━━━━━ ページ抜粋 ━━━━━

令和7年度日本学術振興会科研費(研究代表者のみ)
ハッチンソン・ギルフォード症候群は、乳幼児期から急速な老化現象を呈する極めて稀な遺伝性疾患です。出生時には明らかな病状を認めませんが、生後間もなくから強皮症様の皮膚変化や関節の拘縮が徐々に出現し、著しい成長障害を認めるようになります。さらに、骨粗鬆症、若年性動脈硬化、心筋梗塞、脳卒中など、多岐に渡る加齢に関連した臨床症状を呈します。こうした病状が幼少期から顕在化することから、ハッチンソン・ギルフォード症候群はヒトの老化の分子機構を解明する上で貴重なモデル疾患としても注目されています。
日本医療研究開発機構(AMED)の研究班(旧・横手班、現・前澤班)を中心として、遺伝性早老症に関する調査研究が継続的に進められています。ウエルナー症候群、ハッチンソン・ギルフォード症候群、ロスムンド・トムソン症候群について、臨床情報の集積、患者登録、診断基準の整備、治療法の開発に向けた基礎研究など、国際的にも高く評価される研究体制が構築されています。
大分大学小児科では、全国の医療機関の協力のもと、ハッチンソン・ギルフォード症候群患者を対象とした全国疫学調査を実施しました。日本国内の患者数、診断年齢、合併症の実態などを明らかにし、国内の診療体制の現状と課題を把握するとともに、今後の包括的な医療体制の整備を目指しています。
ハッチンソン・ギルフォード症候群の患者さんとご家族を対象に、医療面に加え、日常生活や教育・福祉などの社会的支援に関するアンケート調査を実施しています。医療従事者に限らず、教育・福祉関係者とも連携し、日本の実情に即した包括的な支援体制の構築を目指しています。

━━━━━ 提供情報 ━━━━━

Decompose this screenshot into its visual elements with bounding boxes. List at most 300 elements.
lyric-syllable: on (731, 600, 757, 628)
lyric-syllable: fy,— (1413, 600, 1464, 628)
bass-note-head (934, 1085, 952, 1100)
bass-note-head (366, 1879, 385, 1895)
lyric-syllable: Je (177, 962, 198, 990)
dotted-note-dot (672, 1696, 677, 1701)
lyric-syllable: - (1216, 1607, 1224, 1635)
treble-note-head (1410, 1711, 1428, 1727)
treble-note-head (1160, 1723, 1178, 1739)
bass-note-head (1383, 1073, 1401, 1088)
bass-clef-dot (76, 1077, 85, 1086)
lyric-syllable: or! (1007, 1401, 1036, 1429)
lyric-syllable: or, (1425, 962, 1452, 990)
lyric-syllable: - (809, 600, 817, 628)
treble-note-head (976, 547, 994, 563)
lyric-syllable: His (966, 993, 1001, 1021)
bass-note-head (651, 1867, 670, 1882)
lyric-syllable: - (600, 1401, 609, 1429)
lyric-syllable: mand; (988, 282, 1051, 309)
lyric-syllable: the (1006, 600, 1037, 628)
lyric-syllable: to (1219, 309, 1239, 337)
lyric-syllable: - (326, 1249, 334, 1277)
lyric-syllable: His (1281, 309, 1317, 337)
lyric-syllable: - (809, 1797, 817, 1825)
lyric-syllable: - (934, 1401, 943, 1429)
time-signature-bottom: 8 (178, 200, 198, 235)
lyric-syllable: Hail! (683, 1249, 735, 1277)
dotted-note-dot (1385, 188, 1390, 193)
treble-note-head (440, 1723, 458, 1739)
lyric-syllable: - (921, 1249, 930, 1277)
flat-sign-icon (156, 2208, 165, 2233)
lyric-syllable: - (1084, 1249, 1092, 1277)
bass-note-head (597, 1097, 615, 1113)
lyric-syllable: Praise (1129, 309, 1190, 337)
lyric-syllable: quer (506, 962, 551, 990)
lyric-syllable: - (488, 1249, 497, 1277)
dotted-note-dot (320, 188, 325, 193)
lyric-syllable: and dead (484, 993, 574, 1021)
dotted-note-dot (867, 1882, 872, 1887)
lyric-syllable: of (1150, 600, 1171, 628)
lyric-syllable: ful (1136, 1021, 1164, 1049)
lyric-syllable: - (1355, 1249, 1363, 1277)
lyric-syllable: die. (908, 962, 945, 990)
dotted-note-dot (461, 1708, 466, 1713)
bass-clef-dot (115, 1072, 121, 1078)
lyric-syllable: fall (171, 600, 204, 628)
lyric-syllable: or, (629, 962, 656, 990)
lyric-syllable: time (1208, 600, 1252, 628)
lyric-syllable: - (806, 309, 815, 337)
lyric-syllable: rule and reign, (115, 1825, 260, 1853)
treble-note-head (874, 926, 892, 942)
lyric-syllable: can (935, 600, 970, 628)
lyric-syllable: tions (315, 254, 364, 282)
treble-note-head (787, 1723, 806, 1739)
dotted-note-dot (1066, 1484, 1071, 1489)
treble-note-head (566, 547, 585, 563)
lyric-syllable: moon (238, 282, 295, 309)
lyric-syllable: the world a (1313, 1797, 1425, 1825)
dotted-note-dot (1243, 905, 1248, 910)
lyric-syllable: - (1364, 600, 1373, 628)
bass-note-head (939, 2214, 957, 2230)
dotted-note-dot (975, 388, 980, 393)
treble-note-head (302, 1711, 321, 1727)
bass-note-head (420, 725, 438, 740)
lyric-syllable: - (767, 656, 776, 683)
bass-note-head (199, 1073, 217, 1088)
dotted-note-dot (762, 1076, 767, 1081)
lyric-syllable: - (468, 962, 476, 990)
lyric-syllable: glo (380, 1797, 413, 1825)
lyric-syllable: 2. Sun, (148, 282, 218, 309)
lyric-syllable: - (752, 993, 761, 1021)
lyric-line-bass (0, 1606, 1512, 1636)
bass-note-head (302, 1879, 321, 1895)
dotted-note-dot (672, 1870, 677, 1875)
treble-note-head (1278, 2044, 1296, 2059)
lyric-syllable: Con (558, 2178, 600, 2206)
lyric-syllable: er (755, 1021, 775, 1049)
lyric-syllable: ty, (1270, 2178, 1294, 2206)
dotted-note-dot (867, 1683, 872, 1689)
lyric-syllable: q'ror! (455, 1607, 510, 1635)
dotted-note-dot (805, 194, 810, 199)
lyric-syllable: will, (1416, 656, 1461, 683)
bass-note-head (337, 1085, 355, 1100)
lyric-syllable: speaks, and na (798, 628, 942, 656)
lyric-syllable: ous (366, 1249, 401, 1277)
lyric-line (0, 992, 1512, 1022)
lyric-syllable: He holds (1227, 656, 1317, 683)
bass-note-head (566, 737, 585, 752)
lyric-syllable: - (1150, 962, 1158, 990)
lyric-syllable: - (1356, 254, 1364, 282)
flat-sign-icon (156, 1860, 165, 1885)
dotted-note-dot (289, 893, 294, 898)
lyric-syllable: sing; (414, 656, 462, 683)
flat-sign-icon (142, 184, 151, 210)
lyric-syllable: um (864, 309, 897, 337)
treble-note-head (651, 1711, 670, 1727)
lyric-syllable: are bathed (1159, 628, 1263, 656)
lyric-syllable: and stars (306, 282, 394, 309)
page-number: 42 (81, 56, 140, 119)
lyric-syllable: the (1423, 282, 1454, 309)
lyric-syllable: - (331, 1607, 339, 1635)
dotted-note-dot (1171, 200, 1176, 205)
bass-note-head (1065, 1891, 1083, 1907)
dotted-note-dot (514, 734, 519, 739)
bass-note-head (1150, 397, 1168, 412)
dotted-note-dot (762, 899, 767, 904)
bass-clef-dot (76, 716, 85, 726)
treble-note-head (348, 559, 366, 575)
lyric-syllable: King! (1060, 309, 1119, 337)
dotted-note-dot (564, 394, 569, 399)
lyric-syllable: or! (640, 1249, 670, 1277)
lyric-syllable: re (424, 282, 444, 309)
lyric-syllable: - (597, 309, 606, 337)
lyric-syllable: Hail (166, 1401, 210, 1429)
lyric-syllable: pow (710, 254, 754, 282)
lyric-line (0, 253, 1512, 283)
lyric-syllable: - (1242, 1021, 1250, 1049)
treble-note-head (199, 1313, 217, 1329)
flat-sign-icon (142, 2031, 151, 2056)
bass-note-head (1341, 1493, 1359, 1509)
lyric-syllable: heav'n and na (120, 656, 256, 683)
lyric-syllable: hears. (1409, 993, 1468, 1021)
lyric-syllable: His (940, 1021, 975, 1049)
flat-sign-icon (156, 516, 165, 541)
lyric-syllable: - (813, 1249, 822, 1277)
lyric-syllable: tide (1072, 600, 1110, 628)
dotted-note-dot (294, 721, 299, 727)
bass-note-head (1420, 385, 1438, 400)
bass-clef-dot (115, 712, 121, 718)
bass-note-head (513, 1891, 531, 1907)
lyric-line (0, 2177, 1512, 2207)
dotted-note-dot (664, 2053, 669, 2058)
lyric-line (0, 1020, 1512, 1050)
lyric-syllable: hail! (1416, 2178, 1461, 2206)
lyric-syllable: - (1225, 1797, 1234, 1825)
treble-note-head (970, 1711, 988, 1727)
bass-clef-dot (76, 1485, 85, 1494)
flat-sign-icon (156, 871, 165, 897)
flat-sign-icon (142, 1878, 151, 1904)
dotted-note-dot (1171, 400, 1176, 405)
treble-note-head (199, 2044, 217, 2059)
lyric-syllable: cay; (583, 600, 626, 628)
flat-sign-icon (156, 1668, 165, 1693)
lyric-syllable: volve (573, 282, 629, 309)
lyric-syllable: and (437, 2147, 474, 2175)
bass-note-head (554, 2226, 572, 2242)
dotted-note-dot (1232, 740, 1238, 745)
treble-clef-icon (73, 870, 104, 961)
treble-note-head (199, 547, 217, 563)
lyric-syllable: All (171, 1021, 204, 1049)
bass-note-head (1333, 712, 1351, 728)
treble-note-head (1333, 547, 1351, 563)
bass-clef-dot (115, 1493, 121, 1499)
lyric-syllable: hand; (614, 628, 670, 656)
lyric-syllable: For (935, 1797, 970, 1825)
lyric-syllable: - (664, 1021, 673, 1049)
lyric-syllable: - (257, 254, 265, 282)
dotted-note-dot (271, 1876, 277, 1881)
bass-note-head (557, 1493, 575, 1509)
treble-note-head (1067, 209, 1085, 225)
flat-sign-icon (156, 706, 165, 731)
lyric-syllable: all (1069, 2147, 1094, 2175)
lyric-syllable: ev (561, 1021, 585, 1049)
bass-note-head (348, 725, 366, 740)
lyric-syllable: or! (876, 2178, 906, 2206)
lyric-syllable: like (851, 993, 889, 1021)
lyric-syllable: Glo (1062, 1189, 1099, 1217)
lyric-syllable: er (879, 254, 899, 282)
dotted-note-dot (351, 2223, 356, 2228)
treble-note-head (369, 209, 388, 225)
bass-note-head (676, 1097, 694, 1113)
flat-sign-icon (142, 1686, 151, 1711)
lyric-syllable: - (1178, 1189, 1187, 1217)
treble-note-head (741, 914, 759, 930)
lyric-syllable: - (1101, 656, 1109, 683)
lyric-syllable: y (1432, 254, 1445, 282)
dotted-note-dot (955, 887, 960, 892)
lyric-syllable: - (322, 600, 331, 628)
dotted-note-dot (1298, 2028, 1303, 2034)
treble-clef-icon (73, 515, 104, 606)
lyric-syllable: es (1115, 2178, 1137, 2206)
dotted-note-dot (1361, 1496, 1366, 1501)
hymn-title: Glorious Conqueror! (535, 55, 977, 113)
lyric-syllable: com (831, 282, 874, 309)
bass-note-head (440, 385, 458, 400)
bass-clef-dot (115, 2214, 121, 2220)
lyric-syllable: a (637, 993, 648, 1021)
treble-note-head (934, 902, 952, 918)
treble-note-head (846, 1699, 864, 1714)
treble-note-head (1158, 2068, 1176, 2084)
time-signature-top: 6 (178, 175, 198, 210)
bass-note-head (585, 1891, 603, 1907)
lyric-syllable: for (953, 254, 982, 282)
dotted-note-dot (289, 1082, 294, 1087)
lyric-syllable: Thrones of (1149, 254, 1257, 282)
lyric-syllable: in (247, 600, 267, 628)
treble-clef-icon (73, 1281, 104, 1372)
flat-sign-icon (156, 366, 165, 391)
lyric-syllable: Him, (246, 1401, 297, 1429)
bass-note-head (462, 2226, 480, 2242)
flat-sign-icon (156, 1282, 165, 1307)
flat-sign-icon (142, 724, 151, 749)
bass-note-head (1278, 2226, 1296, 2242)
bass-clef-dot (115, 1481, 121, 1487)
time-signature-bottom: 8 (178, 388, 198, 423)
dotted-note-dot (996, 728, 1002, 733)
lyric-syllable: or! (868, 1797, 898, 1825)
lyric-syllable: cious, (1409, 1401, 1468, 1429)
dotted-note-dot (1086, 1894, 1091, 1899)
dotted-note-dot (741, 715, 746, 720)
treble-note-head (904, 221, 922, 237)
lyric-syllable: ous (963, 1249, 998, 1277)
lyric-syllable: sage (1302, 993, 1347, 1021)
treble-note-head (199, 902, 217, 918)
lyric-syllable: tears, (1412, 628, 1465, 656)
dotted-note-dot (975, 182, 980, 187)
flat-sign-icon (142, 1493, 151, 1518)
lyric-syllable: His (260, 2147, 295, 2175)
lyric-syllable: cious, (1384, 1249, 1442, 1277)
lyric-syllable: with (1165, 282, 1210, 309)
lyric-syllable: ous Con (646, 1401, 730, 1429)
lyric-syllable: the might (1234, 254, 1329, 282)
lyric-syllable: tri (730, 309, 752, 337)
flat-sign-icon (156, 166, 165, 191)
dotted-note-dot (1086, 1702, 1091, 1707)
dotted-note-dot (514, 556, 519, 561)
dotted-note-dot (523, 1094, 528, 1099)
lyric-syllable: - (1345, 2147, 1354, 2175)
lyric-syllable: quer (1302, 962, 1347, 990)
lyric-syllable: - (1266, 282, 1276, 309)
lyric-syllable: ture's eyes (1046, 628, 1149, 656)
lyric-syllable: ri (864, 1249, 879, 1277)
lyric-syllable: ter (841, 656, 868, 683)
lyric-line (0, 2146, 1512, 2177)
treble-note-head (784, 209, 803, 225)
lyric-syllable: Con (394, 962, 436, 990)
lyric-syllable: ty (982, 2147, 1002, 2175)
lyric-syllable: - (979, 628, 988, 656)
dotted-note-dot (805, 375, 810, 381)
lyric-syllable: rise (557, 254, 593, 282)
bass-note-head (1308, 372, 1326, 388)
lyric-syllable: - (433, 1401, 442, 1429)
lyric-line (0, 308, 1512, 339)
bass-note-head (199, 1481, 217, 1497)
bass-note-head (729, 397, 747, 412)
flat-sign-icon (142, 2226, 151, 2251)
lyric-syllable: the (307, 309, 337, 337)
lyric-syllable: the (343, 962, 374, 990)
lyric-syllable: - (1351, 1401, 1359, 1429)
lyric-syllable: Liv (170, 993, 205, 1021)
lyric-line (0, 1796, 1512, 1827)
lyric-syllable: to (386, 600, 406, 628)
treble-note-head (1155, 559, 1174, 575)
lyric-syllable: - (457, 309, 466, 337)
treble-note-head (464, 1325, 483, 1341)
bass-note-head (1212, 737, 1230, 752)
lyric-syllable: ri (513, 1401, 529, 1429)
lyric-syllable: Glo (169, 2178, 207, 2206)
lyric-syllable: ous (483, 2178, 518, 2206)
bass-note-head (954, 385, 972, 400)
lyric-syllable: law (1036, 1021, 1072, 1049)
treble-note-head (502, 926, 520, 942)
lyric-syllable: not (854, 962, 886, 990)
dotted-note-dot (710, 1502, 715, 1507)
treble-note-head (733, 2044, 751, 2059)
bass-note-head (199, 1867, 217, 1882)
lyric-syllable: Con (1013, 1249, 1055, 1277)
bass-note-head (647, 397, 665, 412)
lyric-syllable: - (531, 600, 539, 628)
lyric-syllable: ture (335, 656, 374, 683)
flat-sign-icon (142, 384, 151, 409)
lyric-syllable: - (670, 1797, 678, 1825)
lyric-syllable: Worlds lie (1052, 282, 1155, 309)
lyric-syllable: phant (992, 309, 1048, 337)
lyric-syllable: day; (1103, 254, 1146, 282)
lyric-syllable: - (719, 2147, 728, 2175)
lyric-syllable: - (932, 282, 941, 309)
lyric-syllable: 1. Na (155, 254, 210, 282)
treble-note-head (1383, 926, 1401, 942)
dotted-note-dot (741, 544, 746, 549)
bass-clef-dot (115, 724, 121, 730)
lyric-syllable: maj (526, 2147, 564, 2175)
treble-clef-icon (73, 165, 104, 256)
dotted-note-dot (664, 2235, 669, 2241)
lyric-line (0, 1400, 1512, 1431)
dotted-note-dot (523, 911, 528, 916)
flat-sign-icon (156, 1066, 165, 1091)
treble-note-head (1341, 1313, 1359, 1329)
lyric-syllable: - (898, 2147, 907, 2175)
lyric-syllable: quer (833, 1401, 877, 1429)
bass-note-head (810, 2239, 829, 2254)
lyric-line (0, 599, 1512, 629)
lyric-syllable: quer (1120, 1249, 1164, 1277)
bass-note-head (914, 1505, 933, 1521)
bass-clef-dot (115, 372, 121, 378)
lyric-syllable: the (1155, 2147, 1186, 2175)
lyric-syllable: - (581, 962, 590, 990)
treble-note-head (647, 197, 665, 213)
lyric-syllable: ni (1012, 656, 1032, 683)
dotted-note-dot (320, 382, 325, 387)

━━━━━

◆ 課題内容 ◆
ハッチンソン・ギルフォード症候群についてのページ抜粋から、「令和7年度日本学術振興会科研費(研究代表者のみ)」で始まり「体制の構築を目指しています。」で終わる部分を、一字も変えずに書き出すこと。

◆ 課題解答 ◆
令和7年度日本学術振興会科研費(研究代表者のみ)
ハッチンソン・ギルフォード症候群は、乳幼児期から急速な老化現象を呈する極めて稀な遺伝性疾患です。出生時には明らかな病状を認めませんが、生後間もなくから強皮症様の皮膚変化や関節の拘縮が徐々に出現し、著しい成長障害を認めるようになります。さらに、骨粗鬆症、若年性動脈硬化、心筋梗塞、脳卒中など、多岐に渡る加齢に関連した臨床症状を呈します。こうした病状が幼少期から顕在化することから、ハッチンソン・ギルフォード症候群はヒトの老化の分子機構を解明する上で貴重なモデル疾患としても注目されています。
日本医療研究開発機構(AMED)の研究班(旧・横手班、現・前澤班)を中心として、遺伝性早老症に関する調査研究が継続的に進められています。ウエルナー症候群、ハッチンソン・ギルフォード症候群、ロスムンド・トムソン症候群について、臨床情報の集積、患者登録、診断基準の整備、治療法の開発に向けた基礎研究など、国際的にも高く評価される研究体制が構築されています。
大分大学小児科では、全国の医療機関の協力のもと、ハッチンソン・ギルフォード症候群患者を対象とした全国疫学調査を実施しました。日本国内の患者数、診断年齢、合併症の実態などを明らかにし、国内の診療体制の現状と課題を把握するとともに、今後の包括的な医療体制の整備を目指しています。
ハッチンソン・ギルフォード症候群の患者さんとご家族を対象に、医療面に加え、日常生活や教育・福祉などの社会的支援に関するアンケート調査を実施しています。医療従事者に限らず、教育・福祉関係者とも連携し、日本の実情に即した包括的な支援体制の構築を目指しています。